**Short exercise:** Extract the records below word for word and ignore the images.

**Excerpted data:**
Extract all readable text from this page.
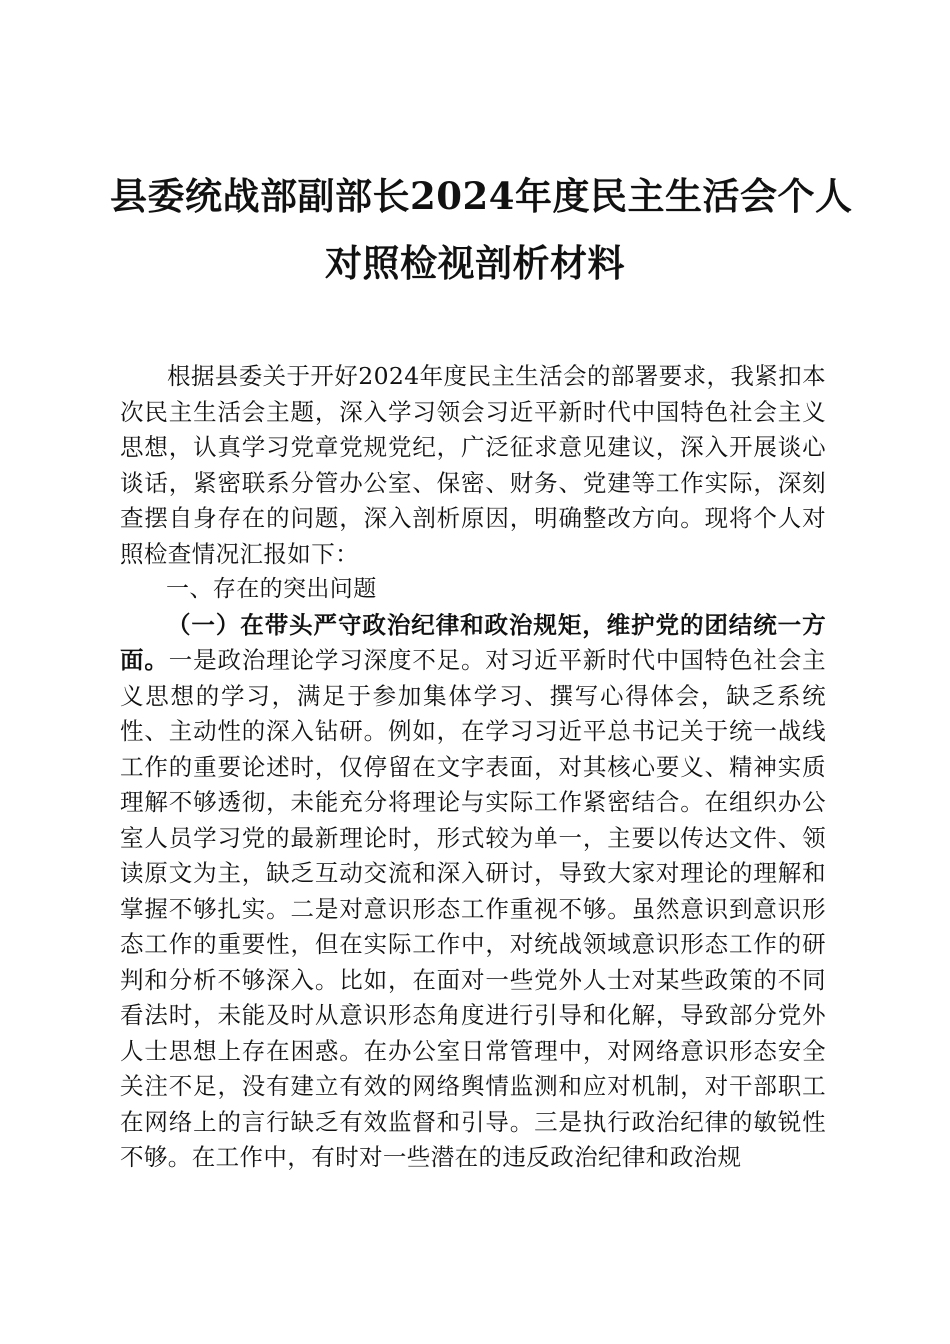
县委统战部副部长2024年度民主生活会个人
对照检视剖析材料

根据县委关于开好2024年度民主生活会的部署要求，我紧扣本次民主生活会主题，深入学习领会习近平新时代中国特色社会主义思想，认真学习党章党规党纪，广泛征求意见建议，深入开展谈心谈话，紧密联系分管办公室、保密、财务、党建等工作实际，深刻查摆自身存在的问题，深入剖析原因，明确整改方向。现将个人对照检查情况汇报如下：

一、存在的突出问题

（一）在带头严守政治纪律和政治规矩，维护党的团结统一方面。一是政治理论学习深度不足。对习近平新时代中国特色社会主义思想的学习，满足于参加集体学习、撰写心得体会，缺乏系统性、主动性的深入钻研。例如，在学习习近平总书记关于统一战线工作的重要论述时，仅停留在文字表面，对其核心要义、精神实质理解不够透彻，未能充分将理论与实际工作紧密结合。在组织办公室人员学习党的最新理论时，形式较为单一，主要以传达文件、领读原文为主，缺乏互动交流和深入研讨，导致大家对理论的理解和掌握不够扎实。二是对意识形态工作重视不够。虽然意识到意识形态工作的重要性，但在实际工作中，对统战领域意识形态工作的研判和分析不够深入。比如，在面对一些党外人士对某些政策的不同看法时，未能及时从意识形态角度进行引导和化解，导致部分党外人士思想上存在困惑。在办公室日常管理中，对网络意识形态安全关注不足，没有建立有效的网络舆情监测和应对机制，对干部职工在网络上的言行缺乏有效监督和引导。三是执行政治纪律的敏锐性不够。在工作中，有时对一些潜在的违反政治纪律和政治规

**The completed task:**
Extract all readable text from this page.
县委统战部副部长2024年度民主生活会个人
对照检视剖析材料

根据县委关于开好2024年度民主生活会的部署要求，我紧扣本次民主生活会主题，深入学习领会习近平新时代中国特色社会主义思想，认真学习党章党规党纪，广泛征求意见建议，深入开展谈心谈话，紧密联系分管办公室、保密、财务、党建等工作实际，深刻查摆自身存在的问题，深入剖析原因，明确整改方向。现将个人对照检查情况汇报如下：

一、存在的突出问题

（一）在带头严守政治纪律和政治规矩，维护党的团结统一方面。一是政治理论学习深度不足。对习近平新时代中国特色社会主义思想的学习，满足于参加集体学习、撰写心得体会，缺乏系统性、主动性的深入钻研。例如，在学习习近平总书记关于统一战线工作的重要论述时，仅停留在文字表面，对其核心要义、精神实质理解不够透彻，未能充分将理论与实际工作紧密结合。在组织办公室人员学习党的最新理论时，形式较为单一，主要以传达文件、领读原文为主，缺乏互动交流和深入研讨，导致大家对理论的理解和掌握不够扎实。二是对意识形态工作重视不够。虽然意识到意识形态工作的重要性，但在实际工作中，对统战领域意识形态工作的研判和分析不够深入。比如，在面对一些党外人士对某些政策的不同看法时，未能及时从意识形态角度进行引导和化解，导致部分党外人士思想上存在困惑。在办公室日常管理中，对网络意识形态安全关注不足，没有建立有效的网络舆情监测和应对机制，对干部职工在网络上的言行缺乏有效监督和引导。三是执行政治纪律的敏锐性不够。在工作中，有时对一些潜在的违反政治纪律和政治规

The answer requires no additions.